**DOCUMENT PASSAGE:**
Concepts and raw feelings. Meanings, noticings, and insights. These naturally inform one another, and it is that overlap which blurs and merges the personal, professional, philosophical, and political in my experience that is inherent to my perspectives. It’s the stuff I process in and through my relationships, the content I develop for “trainings” and keynotes, what surfaces though daily interactions with anyone whose own sondering incorporates them into my frame of reference. For years I have resisted a notion of separation across these aspects of who we are, not just because I disagree with the idea per se, but because doing so renders my own sense of self incomprehensible to me and incomplete to others in a way that agitates my core. And I do not tend to embrace unresolved irritation or discomfort too gracefully.

As such, the question returns, “How does one write in a way that captures the essence, the purpose, the meaning, and the intent of one’s desire and, subsequently, might actualize one’s project?” True to the patterns that default into scaffolding for what tends to become, even all of this is not, in fact, what I initially set out for or even want to write.

I want to write about Gerry Callahan and the simple writing advice he gave me in 2014, and how I don’t think I was ever able to actually heed it by the time he died without me being aware of his passing in the summer of 2020...and I how I feel myself considering it and recommitting to it day after day, which is, unbeknownst to him, one small degree of his legacy.

**BRIEF A:** According to the essay passage on writing, in what year did Gerry Callahan give the writer simple writing advice?
**BRIEF B:**
Decide whether each statement agrees with the essay passage on writing. Answer yes or no for each, and quote the deciding words of the passage.
(i) The writer has resisted separating the different aspects of who we are for years.
(ii) The writer tends to accept unresolved discomfort gracefully.
(iii) The writer knew of Gerry Callahan's death when it happened.
**BRIEF C:** Carry on the essay passage on writing, starting after its final sentence.
The material after this point has no connection to the essay passage on writing.

**DATASET ENTRIES:**
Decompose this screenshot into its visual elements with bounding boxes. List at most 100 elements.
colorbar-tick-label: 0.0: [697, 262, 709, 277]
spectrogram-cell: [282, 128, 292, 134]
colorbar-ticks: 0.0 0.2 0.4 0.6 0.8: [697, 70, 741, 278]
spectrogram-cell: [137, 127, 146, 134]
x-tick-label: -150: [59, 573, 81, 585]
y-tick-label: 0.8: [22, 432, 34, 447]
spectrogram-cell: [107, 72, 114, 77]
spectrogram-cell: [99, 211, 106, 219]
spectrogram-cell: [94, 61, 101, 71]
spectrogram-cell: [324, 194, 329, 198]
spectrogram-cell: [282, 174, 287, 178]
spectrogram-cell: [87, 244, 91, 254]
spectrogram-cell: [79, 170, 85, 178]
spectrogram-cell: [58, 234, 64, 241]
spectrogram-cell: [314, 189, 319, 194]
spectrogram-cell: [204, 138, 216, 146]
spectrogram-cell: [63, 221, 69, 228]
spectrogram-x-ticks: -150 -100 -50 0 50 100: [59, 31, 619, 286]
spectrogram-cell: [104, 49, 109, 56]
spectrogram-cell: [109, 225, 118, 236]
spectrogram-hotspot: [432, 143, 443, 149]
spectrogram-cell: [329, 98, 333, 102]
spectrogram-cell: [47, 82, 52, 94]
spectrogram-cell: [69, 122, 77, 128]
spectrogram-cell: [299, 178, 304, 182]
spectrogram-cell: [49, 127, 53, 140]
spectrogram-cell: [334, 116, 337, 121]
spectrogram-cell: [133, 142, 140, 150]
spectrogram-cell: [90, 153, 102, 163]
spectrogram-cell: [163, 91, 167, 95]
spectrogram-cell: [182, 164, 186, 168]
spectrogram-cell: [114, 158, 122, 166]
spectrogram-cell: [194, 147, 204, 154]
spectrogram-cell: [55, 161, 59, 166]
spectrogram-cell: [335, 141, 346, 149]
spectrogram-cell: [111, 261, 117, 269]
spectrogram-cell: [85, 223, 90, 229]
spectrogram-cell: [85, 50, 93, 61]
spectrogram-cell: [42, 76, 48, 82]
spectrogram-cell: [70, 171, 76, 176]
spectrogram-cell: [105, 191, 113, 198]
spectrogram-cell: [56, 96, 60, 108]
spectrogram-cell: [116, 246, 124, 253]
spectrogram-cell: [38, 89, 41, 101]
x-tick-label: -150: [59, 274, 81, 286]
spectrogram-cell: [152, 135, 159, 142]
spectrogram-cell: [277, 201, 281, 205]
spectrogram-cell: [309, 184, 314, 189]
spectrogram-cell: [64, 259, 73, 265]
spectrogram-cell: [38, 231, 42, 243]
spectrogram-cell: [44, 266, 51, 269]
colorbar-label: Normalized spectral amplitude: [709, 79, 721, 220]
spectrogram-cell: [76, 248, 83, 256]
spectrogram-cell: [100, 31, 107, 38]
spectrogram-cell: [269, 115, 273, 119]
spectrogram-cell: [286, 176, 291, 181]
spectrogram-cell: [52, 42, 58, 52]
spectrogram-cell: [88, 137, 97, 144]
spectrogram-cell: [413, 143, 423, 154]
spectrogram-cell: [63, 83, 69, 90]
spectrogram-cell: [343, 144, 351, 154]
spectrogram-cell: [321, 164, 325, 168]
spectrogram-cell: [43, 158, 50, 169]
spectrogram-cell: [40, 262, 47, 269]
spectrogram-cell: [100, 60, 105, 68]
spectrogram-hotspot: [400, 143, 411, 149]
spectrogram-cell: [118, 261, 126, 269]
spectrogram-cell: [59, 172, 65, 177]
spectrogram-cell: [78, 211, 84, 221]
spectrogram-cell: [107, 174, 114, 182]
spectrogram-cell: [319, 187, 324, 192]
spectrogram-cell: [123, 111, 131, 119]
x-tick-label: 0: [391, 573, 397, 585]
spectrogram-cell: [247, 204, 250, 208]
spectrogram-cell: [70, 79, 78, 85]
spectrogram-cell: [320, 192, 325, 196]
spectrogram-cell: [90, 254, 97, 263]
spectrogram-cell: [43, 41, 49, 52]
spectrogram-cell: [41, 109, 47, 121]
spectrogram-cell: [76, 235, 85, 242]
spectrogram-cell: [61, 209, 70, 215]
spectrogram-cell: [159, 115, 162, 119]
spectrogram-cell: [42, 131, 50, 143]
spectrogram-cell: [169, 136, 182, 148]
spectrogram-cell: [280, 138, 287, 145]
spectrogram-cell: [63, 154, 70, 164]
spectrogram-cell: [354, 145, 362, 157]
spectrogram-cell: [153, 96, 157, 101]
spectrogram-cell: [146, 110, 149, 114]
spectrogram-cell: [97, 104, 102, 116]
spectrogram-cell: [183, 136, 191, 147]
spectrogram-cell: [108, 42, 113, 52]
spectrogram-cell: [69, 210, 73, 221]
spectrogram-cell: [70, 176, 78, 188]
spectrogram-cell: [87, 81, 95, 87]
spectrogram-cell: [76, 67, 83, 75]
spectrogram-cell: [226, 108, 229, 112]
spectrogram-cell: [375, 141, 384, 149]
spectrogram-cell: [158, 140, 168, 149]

**TASK ANSWER A:** 2014

**TASK ANSWER B:**
(i) Yes: "For years I have resisted a notion of separation across these aspects of who we are"
(ii) No: "And I do not tend to embrace unresolved irritation or discomfort too gracefully."
(iii) No: "he died without me being aware of his passing in the summer of 2020"

**TASK ANSWER C:**
I want to write about hospice as a concept and how it occurs to me to be the most sensible way to prepare for the end of our humanity, which I believe we are living through. Last month, when February came and went, I quietly acknowledged the anniversary of Mary O’s death and was reminded about how hospice care, in a counterintuitive way, is what gives me the most genuine sense of hope that we might practically be able to realize the liberatory futures I believe in so wholeheartedly.

I want to write about new ways I’ve been growing in my relationship to Audre Lorde’s work after reading A Burst of Light in its entirety on her birthday, and how despite the deep resonance her work carries in my own life, I am more aware than ever that I am not among her intended audience, which has me thinking a lot about one’s impact and one’s “audience.”

I want to write about how I’ve shifted the ways I talk about freedom, love, and power over the past year and what seeds that is planting for my future path and preferred way of working. Through all my learning interactions with hundreds of new and different people, particularly in professional spaces of consulting, speaking, and lecturing, I feel more convinced that there are additional ways we can talk about equity that are, and will be, more transformational than the most common “DEI” approaches that have proliferated since 2020.

I want to write about how all this reignites a sense of calling in me that is surely a byproduct of my “re-piphany” (yes, I just made that up) around how I am truly and actually a philosopher.

I also know that if I just sit myself down and type, something will come out. And that something is better than nothing, especially if one is or wants to be and become a writer. Or a decent writer. Or a disciplined writer. Or, if one wants to simply be and become a more disciplined person.

Meanwhile, as the months of the year progress on, I remain preoccupied with my 2023 imperative to become who I am, including the meta-philosophical performance artist, which I suspect will become apparent through a patient unfurling. For anyone who wishes to follow along with the music of each changing season, here is my latest playlist: “What Would a Meta-Philosophical Performance Artist Do?”

P.S. I also want to write about how I use and incorporate the playlists I create into my own practices of self-care, how that has shaped what I understand to count as ‘self-care,’ and my far-fetched dreams of being some kind of askesis-motivated DJ for what would necessarily be rather unique dance parties.